Problem details: Pull out every line with the word "size" from the entries below.

Data:
★ ★ ★ ★ ★ ★ ★

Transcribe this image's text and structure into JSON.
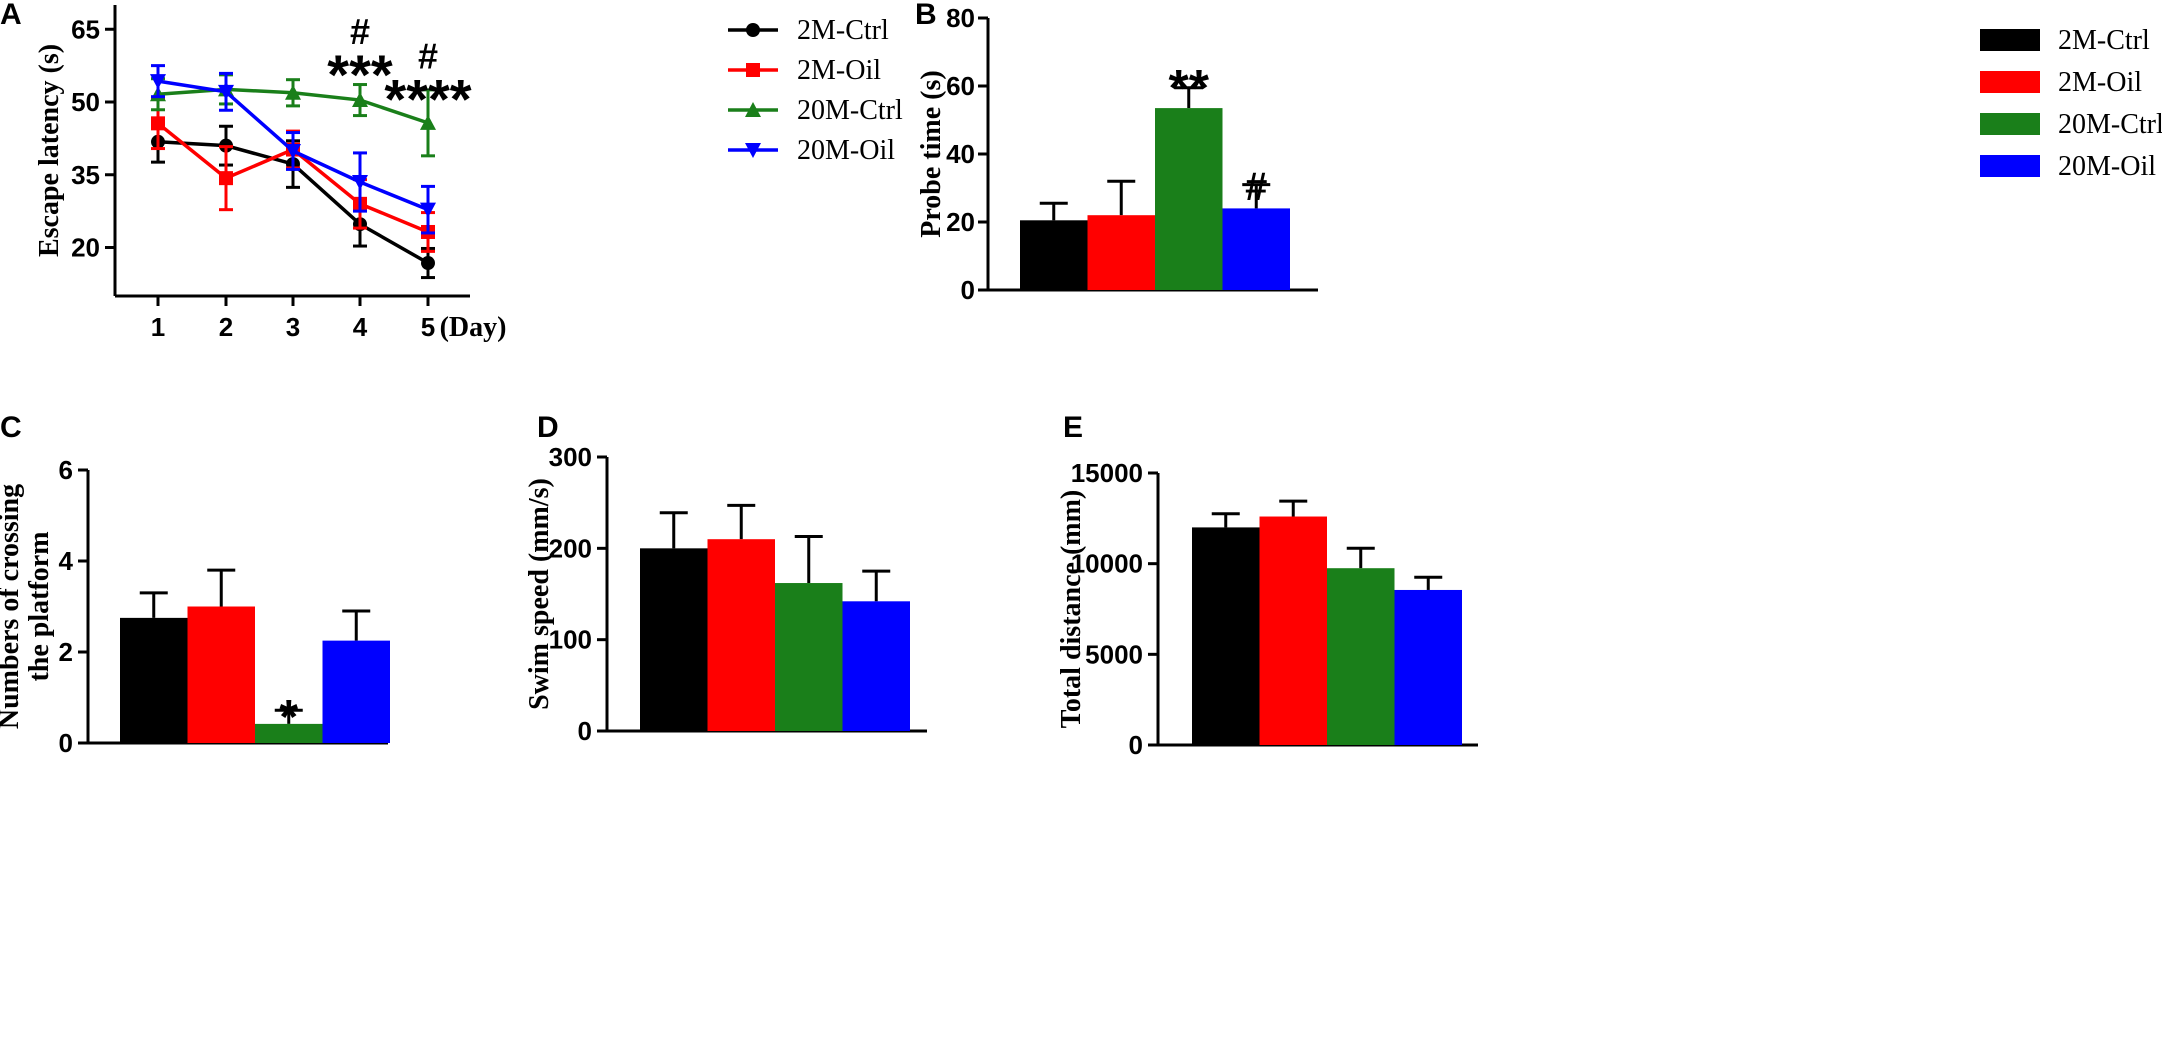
{
  "colors": {
    "2M-Ctrl": "#000000",
    "2M-Oil": "#ff0000",
    "20M-Ctrl": "#1a7f1a",
    "20M-Oil": "#0000ff"
  },
  "chart_data": [
    {
      "panel": "A",
      "type": "line",
      "title": "",
      "xlabel": "(Day)",
      "ylabel": "Escape latency (s)",
      "x": [
        1,
        2,
        3,
        4,
        5
      ],
      "xticks": [
        "1",
        "2",
        "3",
        "4",
        "5"
      ],
      "yticks": [
        20,
        35,
        50,
        65
      ],
      "ylim": [
        10,
        70
      ],
      "series": [
        {
          "name": "2M-Ctrl",
          "marker": "circle",
          "values": [
            41.8,
            41.0,
            37.2,
            24.8,
            16.8
          ],
          "errors": [
            4.2,
            4.0,
            4.8,
            4.5,
            3.0
          ]
        },
        {
          "name": "2M-Oil",
          "marker": "square",
          "values": [
            45.6,
            34.3,
            40.2,
            29.0,
            23.2
          ],
          "errors": [
            5.2,
            6.5,
            3.8,
            5.0,
            4.0
          ]
        },
        {
          "name": "20M-Ctrl",
          "marker": "triangle-up",
          "values": [
            51.6,
            52.6,
            51.9,
            50.4,
            45.7
          ],
          "errors": [
            3.2,
            3.0,
            2.7,
            3.2,
            6.8
          ]
        },
        {
          "name": "20M-Oil",
          "marker": "triangle-down",
          "values": [
            54.3,
            52.1,
            39.9,
            33.5,
            27.8
          ],
          "errors": [
            3.2,
            3.8,
            3.8,
            6.0,
            4.8
          ]
        }
      ],
      "annotations": [
        {
          "text": "#",
          "x": 4,
          "y": 66,
          "size": 36
        },
        {
          "text": "***",
          "x": 4,
          "y": 58,
          "size": 56
        },
        {
          "text": "#",
          "x": 5,
          "y": 61,
          "size": 36
        },
        {
          "text": "****",
          "x": 5,
          "y": 53,
          "size": 56
        }
      ]
    },
    {
      "panel": "B",
      "type": "bar",
      "title": "",
      "xlabel": "",
      "ylabel": "Probe time (s)",
      "categories": [
        "2M-Ctrl",
        "2M-Oil",
        "20M-Ctrl",
        "20M-Oil"
      ],
      "values": [
        20.5,
        22.0,
        53.5,
        24.0
      ],
      "errors": [
        5.0,
        10.0,
        6.0,
        7.0
      ],
      "yticks": [
        0,
        20,
        40,
        60,
        80
      ],
      "ylim": [
        0,
        80
      ],
      "annotations": [
        {
          "text": "**",
          "category": "20M-Ctrl",
          "y": 62.5,
          "size": 52
        },
        {
          "text": "#",
          "category": "20M-Oil",
          "y": 33,
          "size": 40
        }
      ]
    },
    {
      "panel": "C",
      "type": "bar",
      "title": "",
      "xlabel": "",
      "ylabel": [
        "Numbers of crossing",
        "the platform"
      ],
      "categories": [
        "2M-Ctrl",
        "2M-Oil",
        "20M-Ctrl",
        "20M-Oil"
      ],
      "values": [
        2.75,
        3.0,
        0.42,
        2.25
      ],
      "errors": [
        0.55,
        0.8,
        0.3,
        0.65
      ],
      "yticks": [
        0,
        2,
        4,
        6
      ],
      "ylim": [
        0,
        6
      ],
      "annotations": [
        {
          "text": "*",
          "category": "20M-Ctrl",
          "y": 0.8,
          "size": 48
        }
      ]
    },
    {
      "panel": "D",
      "type": "bar",
      "title": "",
      "xlabel": "",
      "ylabel": "Swim speed (mm/s)",
      "categories": [
        "2M-Ctrl",
        "2M-Oil",
        "20M-Ctrl",
        "20M-Oil"
      ],
      "values": [
        200,
        210,
        162,
        142
      ],
      "errors": [
        39,
        37,
        51,
        33
      ],
      "yticks": [
        0,
        100,
        200,
        300
      ],
      "ylim": [
        0,
        300
      ],
      "annotations": []
    },
    {
      "panel": "E",
      "type": "bar",
      "title": "",
      "xlabel": "",
      "ylabel": "Total distance (mm)",
      "categories": [
        "2M-Ctrl",
        "2M-Oil",
        "20M-Ctrl",
        "20M-Oil"
      ],
      "values": [
        12000,
        12600,
        9750,
        8550
      ],
      "errors": [
        750,
        850,
        1100,
        700
      ],
      "yticks": [
        0,
        5000,
        10000,
        15000
      ],
      "ylim": [
        0,
        15000
      ],
      "annotations": []
    }
  ],
  "legends": {
    "A": [
      "2M-Ctrl",
      "2M-Oil",
      "20M-Ctrl",
      "20M-Oil"
    ],
    "B": [
      "2M-Ctrl",
      "2M-Oil",
      "20M-Ctrl",
      "20M-Oil"
    ]
  }
}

★ ★ ★ ★ ★ ★ ★

Result for this task:
          "size": 36
          "size": 56
          "size": 36
          "size": 56
          "size": 52
          "size": 40
          "size": 48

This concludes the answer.